TEXT PASSAGE:
--- Start ---

# Where can I buy me come fresh or frozen skip jack shad for flathead. Like to pick up about 10 lbs?



## JBOWDEN01 (Feb 1, 2016)

Where can I buy me some live or frozen skip jack shad? Need bout 10 lbs.


----------



## JBOWDEN01 (Feb 1, 2016)

Still looking for a place to buy some skipjack she. Bout 10 lbs worth. Give a shout.


----------



## Salmonid (Apr 14, 2004)

When you need and where are you using it? I may be able to point you to a local contact vs trying to ship you some


----------



## JBOWDEN01 (Feb 1, 2016)

March


----------



## JBOWDEN01 (Feb 1, 2016)

Where is the best place for me to catch my own skipjack up here in northeast Ohio?

--- End ---

SOURCE DATA:
--- Start ---

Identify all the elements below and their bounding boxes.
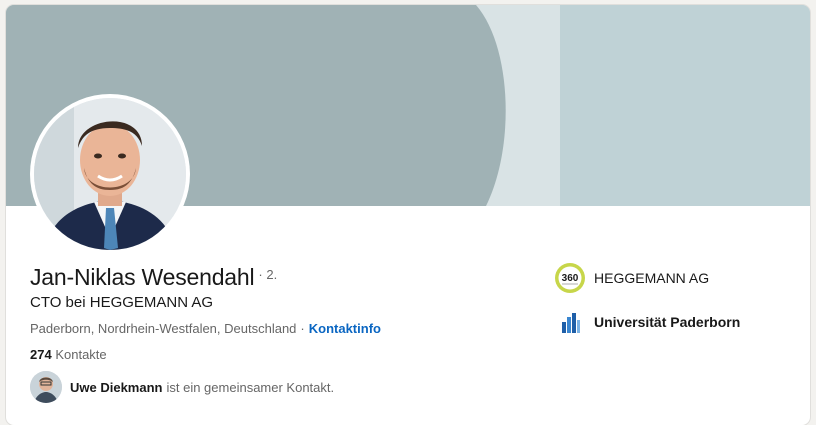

--- End ---

EXERCISE REQUIREMENTS:
(a) Decide whether each statement agrees with the skipjack shad thread, answering yes or no and quoting the words of the thread that decide it: (i) The poster wants about 10 pounds of shad. (ii) Salmonid offers to ship the shad. (iii) The poster is in northeast Ohio.
(b) Continue the skipjack shad thread from its last post.
The lines have nothing to do with the skipjack shad thread.

OUTPUTS BY TASK:
(a)
(i) Yes: "Need bout 10 lbs."
(ii) No: "I may be able to point you to a local contact vs trying to ship you some"
(iii) Yes: "up here in northeast Ohio"

(b)
Don't mind a "little" drive if I have to make a day out it. Think I know how to catch'em but just am not familiar enough within this area. PLEASE HELP. Wanna get out and start catfishing ASAP.


----------



## Fisherman 3234 (Sep 8, 2008)

The Ohio River.


----------



## fishdealer04 (Aug 27, 2006)

Ohio River at the dams. Racine, Greenup, etc... Late April through early June are your best times. If you want them now you have to go south to TN or Alabama.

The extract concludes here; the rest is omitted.